Gtr/Voc - Mark Knopfler
Gtr/Tec/Bvoc - David Knopfler
Bx/Bvoc - John Illsley
Btr/Bvoc - Pick Witherns


Pronto! Depois desse disco a banda deslanchou, O Sr. Knopfler já estava no panteão dos grandes, era o "errado" que deu certo. "Errado" com um fraseado e timbre ao avesso do que se fazia na época. Django havia renascido, Caipira, mas renascido.



Parceria com Dylan...

Todo mundo, ou boa parte, sabem que uma das principais influências do Sr. Knopfler sempre foi Bob Dylan. Pois então, o homem em questão convidou Mark e Pick para tocarem no seu disco novo, o gospel 'Slow Train Comming'. Para Knopfler, foi um prato cheio, pois ainda não havia saído de sua zona de conforto e ainda estava com seu baterista favorito para as sessões com o Sr. Dylan.
Nesse disco aparece mais uma faceta de Mark Knopfler, a influência quase desconhecida de Albert King.

Como é?

Isso mesmo, vai dizer que você que toca guitarra nunca pegou alguma coisa de um guitarrista sem muito a ver com você? Esse foi o caso, sempre que MK era convidado a tocar com alguém, ele sempre vinha com algo à la Albert King. Talvez por já saber que seu estilo não iria encaixar 100% com outro artista.

Bom, aí vai um pouco de Mark 'King' Knopfler
(infelizmente, não consegui anexar o vídeo aqui)

Notem o timbre típico dos Straits porém com bends longos e muito sustain. Assim como na parceria com Buddy Guy em 'Where Is the Next One Comming From' do disco 'Damn, Right, I Got The Blues'





2º Disco e a 'mesmice'


Em 1979 veio o 2º disco da banda. O álbum intitulado 'Communiqué' soa como uma continuação do disco anterior, Pra quem gostou do 'boom' do primeiro disco, essa sequencia tem basicamente a mesma linguagem, porém sem a atmosfera despojada do 1º disco, um disco gravado com cuidado, mais técnico e limpo. 

[Communiqué] 
Esse disco foi bastante subestimado, talvez pelas canções as vezes sonolentas, outrora por ser uma espécie de repetição do disco anterior.
O álbum mostra também um certo cansaço, mesmo com as ótimas 'Once Upon A Time In The West',
'Single Handed Saylor' e 'Lady Writer'.

▶ [DADOS FORNECIDOS]:
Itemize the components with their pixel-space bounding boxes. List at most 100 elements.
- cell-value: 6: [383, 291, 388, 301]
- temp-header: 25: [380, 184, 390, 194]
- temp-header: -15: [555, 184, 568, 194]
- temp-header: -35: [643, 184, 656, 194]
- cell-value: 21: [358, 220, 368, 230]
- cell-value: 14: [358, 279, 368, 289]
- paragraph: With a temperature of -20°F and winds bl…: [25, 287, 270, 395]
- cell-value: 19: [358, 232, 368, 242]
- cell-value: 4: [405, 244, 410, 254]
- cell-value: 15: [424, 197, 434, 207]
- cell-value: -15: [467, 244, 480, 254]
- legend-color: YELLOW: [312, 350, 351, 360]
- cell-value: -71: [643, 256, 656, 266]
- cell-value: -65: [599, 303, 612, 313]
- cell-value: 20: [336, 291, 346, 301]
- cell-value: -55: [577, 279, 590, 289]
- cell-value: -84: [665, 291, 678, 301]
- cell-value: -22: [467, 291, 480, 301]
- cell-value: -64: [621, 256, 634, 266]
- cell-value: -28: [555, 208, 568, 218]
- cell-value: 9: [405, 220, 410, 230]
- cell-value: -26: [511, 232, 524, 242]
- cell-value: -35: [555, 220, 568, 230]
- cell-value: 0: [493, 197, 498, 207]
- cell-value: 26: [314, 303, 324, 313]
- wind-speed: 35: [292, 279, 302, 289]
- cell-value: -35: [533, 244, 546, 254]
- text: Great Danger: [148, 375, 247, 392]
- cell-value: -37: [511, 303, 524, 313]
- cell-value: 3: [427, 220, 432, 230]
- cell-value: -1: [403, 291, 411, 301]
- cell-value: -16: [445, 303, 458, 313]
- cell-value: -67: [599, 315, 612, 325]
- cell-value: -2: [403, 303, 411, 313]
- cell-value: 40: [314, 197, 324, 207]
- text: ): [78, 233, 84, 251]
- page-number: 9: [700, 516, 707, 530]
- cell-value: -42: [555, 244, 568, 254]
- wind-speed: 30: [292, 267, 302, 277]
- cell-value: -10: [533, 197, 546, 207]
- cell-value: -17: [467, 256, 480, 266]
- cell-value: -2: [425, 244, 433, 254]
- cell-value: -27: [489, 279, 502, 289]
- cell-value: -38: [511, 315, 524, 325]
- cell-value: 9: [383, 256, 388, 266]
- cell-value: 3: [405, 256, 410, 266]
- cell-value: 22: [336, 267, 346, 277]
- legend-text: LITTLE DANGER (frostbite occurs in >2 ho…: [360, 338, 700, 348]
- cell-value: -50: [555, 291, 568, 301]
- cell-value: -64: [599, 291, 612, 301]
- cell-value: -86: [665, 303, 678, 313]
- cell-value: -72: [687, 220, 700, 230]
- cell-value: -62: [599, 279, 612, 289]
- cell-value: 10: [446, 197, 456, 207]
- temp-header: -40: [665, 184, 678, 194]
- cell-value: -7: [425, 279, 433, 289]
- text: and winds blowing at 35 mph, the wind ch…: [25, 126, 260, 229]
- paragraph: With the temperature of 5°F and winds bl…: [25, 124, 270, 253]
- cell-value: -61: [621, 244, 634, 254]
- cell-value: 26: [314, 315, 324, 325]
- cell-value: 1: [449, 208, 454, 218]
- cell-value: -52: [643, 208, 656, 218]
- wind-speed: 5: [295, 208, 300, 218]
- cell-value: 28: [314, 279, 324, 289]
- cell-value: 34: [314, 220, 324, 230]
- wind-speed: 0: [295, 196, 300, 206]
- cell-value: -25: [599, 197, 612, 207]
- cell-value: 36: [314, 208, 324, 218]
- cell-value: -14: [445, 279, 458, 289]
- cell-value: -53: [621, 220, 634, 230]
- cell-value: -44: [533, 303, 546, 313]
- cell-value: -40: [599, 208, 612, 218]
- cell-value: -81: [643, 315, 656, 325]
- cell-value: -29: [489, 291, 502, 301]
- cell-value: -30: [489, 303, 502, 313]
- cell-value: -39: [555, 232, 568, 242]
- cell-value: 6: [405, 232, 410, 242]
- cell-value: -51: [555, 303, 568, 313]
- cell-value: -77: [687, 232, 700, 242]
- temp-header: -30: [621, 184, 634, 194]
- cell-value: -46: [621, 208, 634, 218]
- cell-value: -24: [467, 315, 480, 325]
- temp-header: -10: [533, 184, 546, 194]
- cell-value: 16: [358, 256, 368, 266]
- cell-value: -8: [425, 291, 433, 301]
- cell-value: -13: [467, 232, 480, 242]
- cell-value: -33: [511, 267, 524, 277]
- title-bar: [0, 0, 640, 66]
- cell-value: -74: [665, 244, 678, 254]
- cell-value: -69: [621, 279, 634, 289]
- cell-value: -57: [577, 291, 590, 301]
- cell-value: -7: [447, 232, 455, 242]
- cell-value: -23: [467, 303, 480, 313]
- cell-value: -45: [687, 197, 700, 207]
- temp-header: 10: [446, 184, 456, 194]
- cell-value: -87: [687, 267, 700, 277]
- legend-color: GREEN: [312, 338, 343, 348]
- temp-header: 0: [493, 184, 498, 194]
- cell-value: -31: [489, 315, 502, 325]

▶ [O QUE SE PEDE]: Continue o texto sobre Mark Knopfler a partir da última frase apresentada.

▶ [A RESPOSTA]:
No set de instrumentos, outras guitarras começaram a fazer parte do arsenal, como mais algumas Telecasters e uma Burns Baldwin 12 cordas. Porém a banda (diga-se Mark Knopfler) estava numa posição inquietante e iminente para uma mudança de direção. Essas mudançar iriam refletir no seu estilo de tocar. A partir dessa turnê, a mudança das composições e consequentemente a maneira de tocar do Sr. Knopfler começa a mudar drasticamente. 
Novos timbres e frases, novas guitarras e a adição de alguma complexidade ao seu som.


[Communiqué - 2º álbum]















SETLIST:
1- Once Upon A Time In The West
2- News
3- Where Do You Think You're Going
4- Communiqué
5- Lady Writer
6- Angel of Mercy
7- Potobello belle
8- Single Handed Saylor
9- Follow Me Home

Gtr/Voc - Mark Knopfler
Gtr/Bvoc - David Knopfler
Bx/Bvoc - John Illsley
Btr/Bvoc - Pick Witherns



Eu e meus devaneios... Guitarras, ora bolas!


Ok, ok... Guitarristicamente falando, não mudou muita coisa. Novamente, as harmonias e climas das músicas são um prato cheio para as execuções do Sr. Knopfler. Com certeza, o timbre de guitarra desse disco está melhor, mais definido. (com certeza, havia mais dinheiro pra gravar também). A essência to timbre ainda é o mesmo, Fender Stratocaster e som limpo. Porém, mesmo com verba,as músicas não possuem a performance do disco anterior, os solos não tem tantas notas, mas que não deixam de ser maravilhosos. (Menos é sempre mais)

As três músicas citadas acima ('Once Upon A Time In The West',
'Single Handed Saylor' e 'Lady Writer') possuem um arsenal de licks e solos de tirar o chapéu.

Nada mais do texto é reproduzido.